**DESKRIPSI SOAL:** Tolong ambil bagian catatan di bawah, mulai dari baris yang memuat "checkbox-label-203-community: 203 Community" sampai baris yang memuat "tab-ie-icon: e bbox=[151, 83, 160, 98]", termasuk kedua baris itu. Salin semuanya tanpa mengubah apa pun.

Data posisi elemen
_____

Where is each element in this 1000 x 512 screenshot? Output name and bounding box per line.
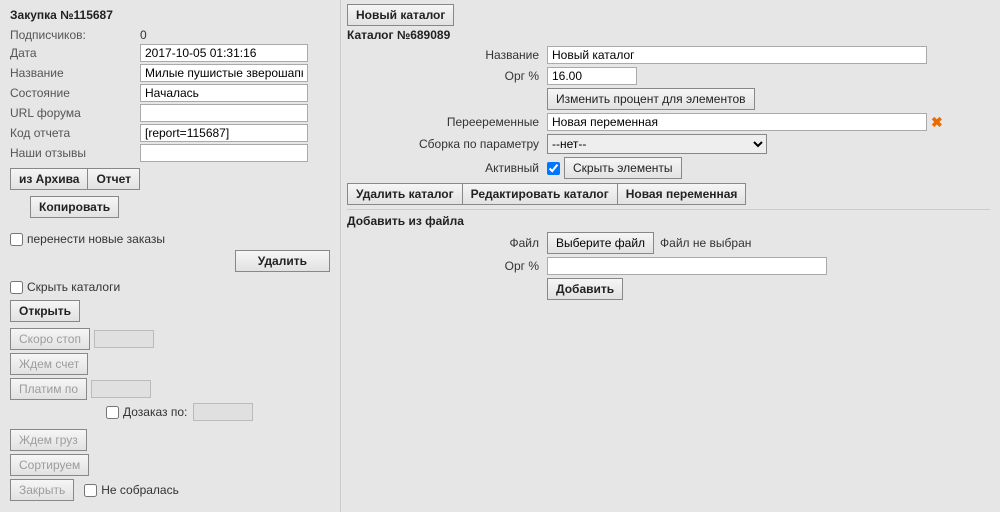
wait-bill-button[interactable]: Ждем счет — [10, 353, 88, 375]
close-button[interactable]: Закрыть — [10, 479, 74, 501]
new-catalog-button[interactable]: Новый каталог — [347, 4, 454, 26]
open-button[interactable]: Открыть — [10, 300, 80, 322]
add-file-title: Добавить из файла — [347, 214, 990, 228]
reviews-label: Наши отзывы — [10, 146, 140, 160]
name-label: Название — [10, 66, 140, 80]
file-org-label: Орг % — [347, 259, 547, 273]
copy-button[interactable]: Копировать — [30, 196, 119, 218]
variables-input[interactable] — [547, 113, 927, 131]
variables-label: Перееременные — [347, 115, 547, 129]
sorting-button[interactable]: Сортируем — [10, 454, 89, 476]
delete-catalog-button[interactable]: Удалить каталог — [347, 183, 463, 205]
add-button[interactable]: Добавить — [547, 278, 623, 300]
assembly-label: Сборка по параметру — [347, 137, 547, 151]
delete-variable-icon[interactable]: ✖ — [931, 114, 943, 131]
change-percent-button[interactable]: Изменить процент для элементов — [547, 88, 755, 110]
move-orders-checkbox[interactable] — [10, 233, 23, 246]
report-code-input[interactable] — [140, 124, 308, 142]
not-collected-checkbox[interactable] — [84, 484, 97, 497]
reorder-by-checkbox[interactable] — [106, 406, 119, 419]
purchase-title: Закупка №115687 — [10, 8, 330, 22]
state-input[interactable] — [140, 84, 308, 102]
state-label: Состояние — [10, 86, 140, 100]
reviews-input[interactable] — [140, 144, 308, 162]
hide-catalogs-checkbox[interactable] — [10, 281, 23, 294]
soon-stop-button[interactable]: Скоро стоп — [10, 328, 90, 350]
from-archive-button[interactable]: из Архива — [10, 168, 88, 190]
active-label: Активный — [347, 161, 547, 175]
cat-org-input[interactable] — [547, 67, 637, 85]
catalog-title: Каталог №689089 — [347, 28, 990, 42]
assembly-select[interactable]: --нет-- — [547, 134, 767, 154]
forum-input[interactable] — [140, 104, 308, 122]
pay-by-input[interactable] — [91, 380, 151, 398]
report-button[interactable]: Отчет — [87, 168, 140, 190]
subscribers-label: Подписчиков: — [10, 28, 140, 42]
not-collected-label: Не собралась — [101, 483, 179, 497]
forum-label: URL форума — [10, 106, 140, 120]
wait-cargo-button[interactable]: Ждем груз — [10, 429, 87, 451]
soon-stop-input[interactable] — [94, 330, 154, 348]
file-label: Файл — [347, 236, 547, 250]
hide-catalogs-label: Скрыть каталоги — [27, 280, 120, 294]
cat-org-label: Орг % — [347, 69, 547, 83]
report-code-label: Код отчета — [10, 126, 140, 140]
name-input[interactable] — [140, 64, 308, 82]
move-orders-label: перенести новые заказы — [27, 232, 165, 246]
date-input[interactable] — [140, 44, 308, 62]
reorder-by-input[interactable] — [193, 403, 253, 421]
date-label: Дата — [10, 46, 140, 60]
active-checkbox[interactable] — [547, 162, 560, 175]
new-variable-button[interactable]: Новая переменная — [617, 183, 747, 205]
no-file-text: Файл не выбран — [660, 236, 751, 250]
delete-button[interactable]: Удалить — [235, 250, 330, 272]
hide-elements-button[interactable]: Скрыть элементы — [564, 157, 682, 179]
subscribers-value: 0 — [140, 28, 330, 42]
edit-catalog-button[interactable]: Редактировать каталог — [462, 183, 618, 205]
cat-name-input[interactable] — [547, 46, 927, 64]
cat-name-label: Название — [347, 48, 547, 62]
pay-by-button[interactable]: Платим по — [10, 378, 87, 400]
reorder-by-label: Дозаказ по: — [123, 405, 187, 419]
choose-file-button[interactable]: Выберите файл — [547, 232, 654, 254]
file-org-input[interactable] — [547, 257, 827, 275]
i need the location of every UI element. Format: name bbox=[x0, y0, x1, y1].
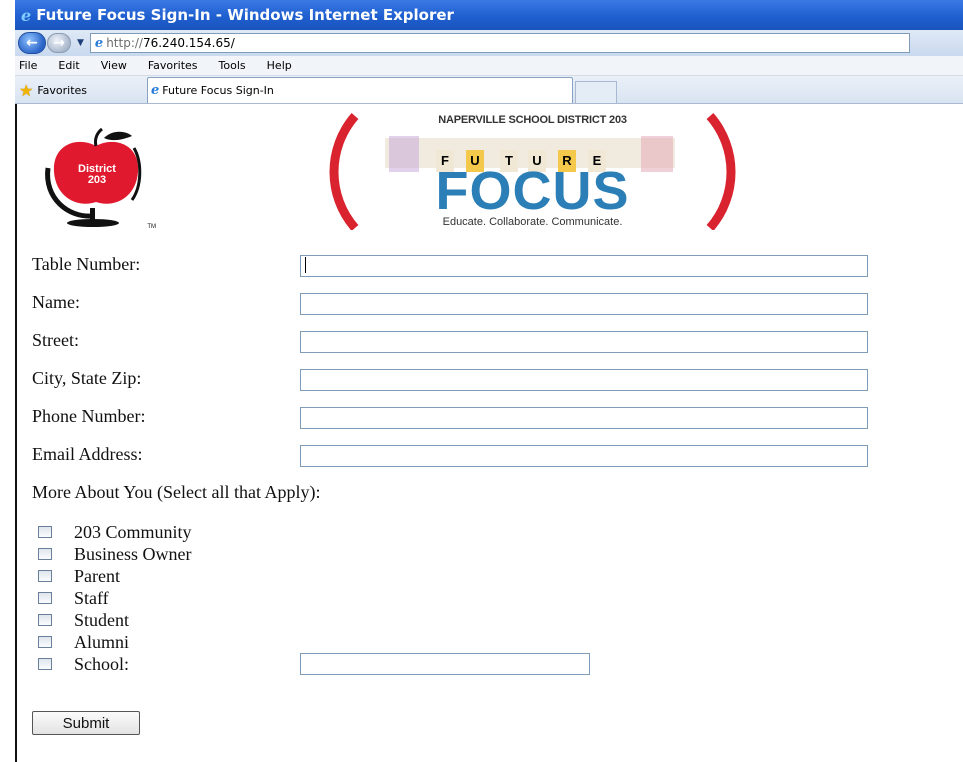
checkbox-label-203-community: 203 Community bbox=[74, 521, 192, 542]
city-state-zip-label: City, State Zip: bbox=[32, 368, 142, 388]
ff-tagline: Educate. Collaborate. Communicate. bbox=[442, 216, 623, 228]
future-focus-logo: NAPERVILLE SCHOOL DISTRICT 203 F U T U R… bbox=[325, 112, 740, 230]
checkbox-label-business-owner: Business Owner bbox=[74, 543, 192, 564]
street-label: Street: bbox=[32, 330, 79, 350]
tab-ie-icon: e bbox=[151, 83, 160, 98]
url-host: 76.240.154.65/ bbox=[142, 36, 235, 50]
checkbox-label-student: Student bbox=[74, 609, 130, 630]
submit-button[interactable]: Submit bbox=[32, 711, 140, 735]
new-tab-button[interactable] bbox=[575, 81, 617, 103]
text-caret bbox=[305, 257, 306, 273]
ff-district-heading: NAPERVILLE SCHOOL DISTRICT 203 bbox=[438, 114, 627, 126]
url-input[interactable]: e http://76.240.154.65/ bbox=[89, 33, 910, 53]
menu-file[interactable]: File bbox=[19, 59, 37, 72]
window-title: Future Focus Sign-In - Windows Internet … bbox=[36, 6, 454, 24]
checkbox-staff[interactable] bbox=[38, 592, 52, 604]
table-number-input[interactable] bbox=[300, 255, 868, 277]
menu-favorites[interactable]: Favorites bbox=[148, 59, 198, 72]
star-icon: ★ bbox=[19, 80, 34, 100]
school-input[interactable] bbox=[300, 653, 590, 675]
favorites-label: Favorites bbox=[37, 83, 88, 97]
more-about-you-heading: More About You (Select all that Apply): bbox=[32, 482, 321, 502]
menu-view[interactable]: View bbox=[101, 59, 127, 72]
checkbox-row-parent[interactable]: Parent bbox=[38, 565, 120, 587]
checkbox-row-staff[interactable]: Staff bbox=[38, 587, 109, 609]
district-tm: TM bbox=[147, 224, 156, 230]
menu-edit[interactable]: Edit bbox=[58, 59, 79, 72]
favorites-bar: ★ Favorites e Future Focus Sign-In bbox=[15, 76, 963, 104]
tab-title: Future Focus Sign-In bbox=[162, 84, 274, 97]
checkbox-alumni[interactable] bbox=[38, 636, 52, 648]
menu-tools[interactable]: Tools bbox=[219, 59, 246, 72]
checkbox-203-community[interactable] bbox=[38, 526, 52, 538]
street-input[interactable] bbox=[300, 331, 868, 353]
checkbox-parent[interactable] bbox=[38, 570, 52, 582]
checkbox-row-student[interactable]: Student bbox=[38, 609, 129, 631]
checkbox-label-staff: Staff bbox=[74, 587, 109, 608]
name-input[interactable] bbox=[300, 293, 868, 315]
menu-help[interactable]: Help bbox=[267, 59, 292, 72]
email-address-input[interactable] bbox=[300, 445, 868, 467]
checkbox-row-school[interactable]: School: bbox=[38, 653, 129, 675]
back-button[interactable]: ← bbox=[18, 32, 46, 54]
checkbox-row-business-owner[interactable]: Business Owner bbox=[38, 543, 192, 565]
checkbox-label-alumni: Alumni bbox=[74, 631, 130, 652]
name-label: Name: bbox=[32, 292, 80, 312]
history-dropdown-icon[interactable]: ▼ bbox=[77, 38, 84, 48]
forward-button[interactable]: → bbox=[47, 33, 71, 53]
email-address-label: Email Address: bbox=[32, 444, 143, 464]
checkbox-student[interactable] bbox=[38, 614, 52, 626]
phone-number-label: Phone Number: bbox=[32, 406, 146, 426]
checkbox-label-school: School: bbox=[74, 653, 130, 674]
window-title-bar[interactable]: e Future Focus Sign-In - Windows Interne… bbox=[15, 0, 963, 30]
address-bar: ← → ▼ e http://76.240.154.65/ bbox=[15, 30, 963, 56]
checkbox-row-203-community[interactable]: 203 Community bbox=[38, 521, 192, 543]
url-protocol: http:// bbox=[106, 36, 143, 50]
checkbox-business-owner[interactable] bbox=[38, 548, 52, 560]
district-text-2: 203 bbox=[87, 174, 107, 186]
table-number-label: Table Number: bbox=[32, 254, 141, 274]
favorites-button[interactable]: ★ Favorites bbox=[15, 77, 147, 103]
menu-bar: File Edit View Favorites Tools Help bbox=[15, 56, 963, 76]
checkbox-label-parent: Parent bbox=[74, 565, 120, 586]
checkbox-school[interactable] bbox=[38, 658, 52, 670]
page-icon: e bbox=[94, 35, 104, 51]
district-203-logo: TM District 203 bbox=[38, 127, 156, 230]
checkbox-row-alumni[interactable]: Alumni bbox=[38, 631, 129, 653]
ff-focus-word: FOCUS bbox=[435, 161, 630, 221]
window-frame-edge bbox=[15, 104, 17, 762]
ie-icon: e bbox=[21, 5, 32, 25]
tab-future-focus[interactable]: e Future Focus Sign-In bbox=[147, 77, 573, 103]
phone-number-input[interactable] bbox=[300, 407, 868, 429]
city-state-zip-input[interactable] bbox=[300, 369, 868, 391]
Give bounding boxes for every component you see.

_____

**HASIL LATIHAN:**
checkbox-label-203-community: 203 Community bbox=[74, 521, 192, 542]
city-state-zip-label: City, State Zip: bbox=[32, 368, 142, 388]
ff-tagline: Educate. Collaborate. Communicate. bbox=[442, 216, 623, 228]
future-focus-logo: NAPERVILLE SCHOOL DISTRICT 203 F U T U R… bbox=[325, 112, 740, 230]
checkbox-label-business-owner: Business Owner bbox=[74, 543, 192, 564]
street-label: Street: bbox=[32, 330, 79, 350]
tab-ie-icon: e bbox=[151, 83, 160, 98]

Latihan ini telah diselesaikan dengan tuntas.